■ **Dataset records**:
####################
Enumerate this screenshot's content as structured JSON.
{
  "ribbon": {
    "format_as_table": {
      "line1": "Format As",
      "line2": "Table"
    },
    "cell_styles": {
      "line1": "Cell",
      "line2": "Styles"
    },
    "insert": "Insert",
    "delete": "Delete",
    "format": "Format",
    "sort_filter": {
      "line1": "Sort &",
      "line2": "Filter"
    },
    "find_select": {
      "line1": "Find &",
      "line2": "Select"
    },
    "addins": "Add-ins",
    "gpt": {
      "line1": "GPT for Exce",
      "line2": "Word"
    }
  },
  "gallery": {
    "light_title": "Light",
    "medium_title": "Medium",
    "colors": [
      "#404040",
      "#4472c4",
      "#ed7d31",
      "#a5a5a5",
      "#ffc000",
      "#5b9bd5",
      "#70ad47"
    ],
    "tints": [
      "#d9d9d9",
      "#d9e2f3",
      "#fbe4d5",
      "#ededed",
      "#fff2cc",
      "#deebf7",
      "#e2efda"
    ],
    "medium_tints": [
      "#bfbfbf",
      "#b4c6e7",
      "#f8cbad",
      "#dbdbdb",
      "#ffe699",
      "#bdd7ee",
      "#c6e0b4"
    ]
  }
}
####################
■ **What you are asked to do**: Write out the full listing exactly as given.

■ **Final answer**:
Enumerate this screenshot's content as structured JSON.
{
  "ribbon": {
    "format_as_table": {
      "line1": "Format As",
      "line2": "Table"
    },
    "cell_styles": {
      "line1": "Cell",
      "line2": "Styles"
    },
    "insert": "Insert",
    "delete": "Delete",
    "format": "Format",
    "sort_filter": {
      "line1": "Sort &",
      "line2": "Filter"
    },
    "find_select": {
      "line1": "Find &",
      "line2": "Select"
    },
    "addins": "Add-ins",
    "gpt": {
      "line1": "GPT for Exce",
      "line2": "Word"
    }
  },
  "gallery": {
    "light_title": "Light",
    "medium_title": "Medium",
    "colors": [
      "#404040",
      "#4472c4",
      "#ed7d31",
      "#a5a5a5",
      "#ffc000",
      "#5b9bd5",
      "#70ad47"
    ],
    "tints": [
      "#d9d9d9",
      "#d9e2f3",
      "#fbe4d5",
      "#ededed",
      "#fff2cc",
      "#deebf7",
      "#e2efda"
    ],
    "medium_tints": [
      "#bfbfbf",
      "#b4c6e7",
      "#f8cbad",
      "#dbdbdb",
      "#ffe699",
      "#bdd7ee",
      "#c6e0b4"
    ]
  }
}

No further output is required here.